(Collected data entries)
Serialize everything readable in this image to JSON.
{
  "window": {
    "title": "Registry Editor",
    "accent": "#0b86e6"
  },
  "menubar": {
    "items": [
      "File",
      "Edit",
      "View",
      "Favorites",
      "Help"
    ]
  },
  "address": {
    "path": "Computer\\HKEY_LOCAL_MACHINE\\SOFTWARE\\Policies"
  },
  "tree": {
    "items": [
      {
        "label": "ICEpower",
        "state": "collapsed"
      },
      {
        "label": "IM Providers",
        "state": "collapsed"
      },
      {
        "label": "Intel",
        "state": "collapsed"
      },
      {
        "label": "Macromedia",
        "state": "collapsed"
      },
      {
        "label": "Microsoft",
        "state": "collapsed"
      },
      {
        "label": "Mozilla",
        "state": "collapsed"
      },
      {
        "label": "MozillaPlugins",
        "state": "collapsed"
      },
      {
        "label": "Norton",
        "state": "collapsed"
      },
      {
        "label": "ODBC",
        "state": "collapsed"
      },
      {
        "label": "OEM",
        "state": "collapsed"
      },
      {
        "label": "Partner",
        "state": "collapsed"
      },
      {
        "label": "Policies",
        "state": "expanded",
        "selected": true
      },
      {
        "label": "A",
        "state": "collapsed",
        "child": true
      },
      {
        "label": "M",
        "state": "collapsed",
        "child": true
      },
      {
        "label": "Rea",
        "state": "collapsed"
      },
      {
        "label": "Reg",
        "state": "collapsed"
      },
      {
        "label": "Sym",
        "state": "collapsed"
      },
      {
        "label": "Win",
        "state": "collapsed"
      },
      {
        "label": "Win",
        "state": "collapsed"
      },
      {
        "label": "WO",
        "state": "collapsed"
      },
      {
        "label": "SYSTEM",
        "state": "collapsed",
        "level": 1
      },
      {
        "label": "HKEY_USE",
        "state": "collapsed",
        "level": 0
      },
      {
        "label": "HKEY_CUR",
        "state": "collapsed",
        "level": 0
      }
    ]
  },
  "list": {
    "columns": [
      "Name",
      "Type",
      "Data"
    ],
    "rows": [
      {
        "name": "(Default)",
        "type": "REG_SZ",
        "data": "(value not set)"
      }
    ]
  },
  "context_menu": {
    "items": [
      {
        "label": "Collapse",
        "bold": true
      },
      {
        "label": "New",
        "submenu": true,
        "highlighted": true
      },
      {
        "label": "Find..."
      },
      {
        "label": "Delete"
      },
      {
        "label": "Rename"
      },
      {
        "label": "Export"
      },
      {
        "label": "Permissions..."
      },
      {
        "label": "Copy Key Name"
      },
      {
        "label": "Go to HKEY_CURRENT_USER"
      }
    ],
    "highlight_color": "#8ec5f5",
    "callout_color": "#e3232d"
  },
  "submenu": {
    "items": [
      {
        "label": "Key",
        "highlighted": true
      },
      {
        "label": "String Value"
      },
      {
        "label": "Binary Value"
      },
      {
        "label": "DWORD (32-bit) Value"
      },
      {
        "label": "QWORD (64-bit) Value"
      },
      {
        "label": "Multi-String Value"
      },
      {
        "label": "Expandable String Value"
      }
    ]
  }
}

> **EXERCISE DETAILS**
Identify which lines contain the word "String" and copy each one.

> **PROBLEM SOLUTION**
        "label": "String Value"
        "label": "Multi-String Value"
        "label": "Expandable String Value"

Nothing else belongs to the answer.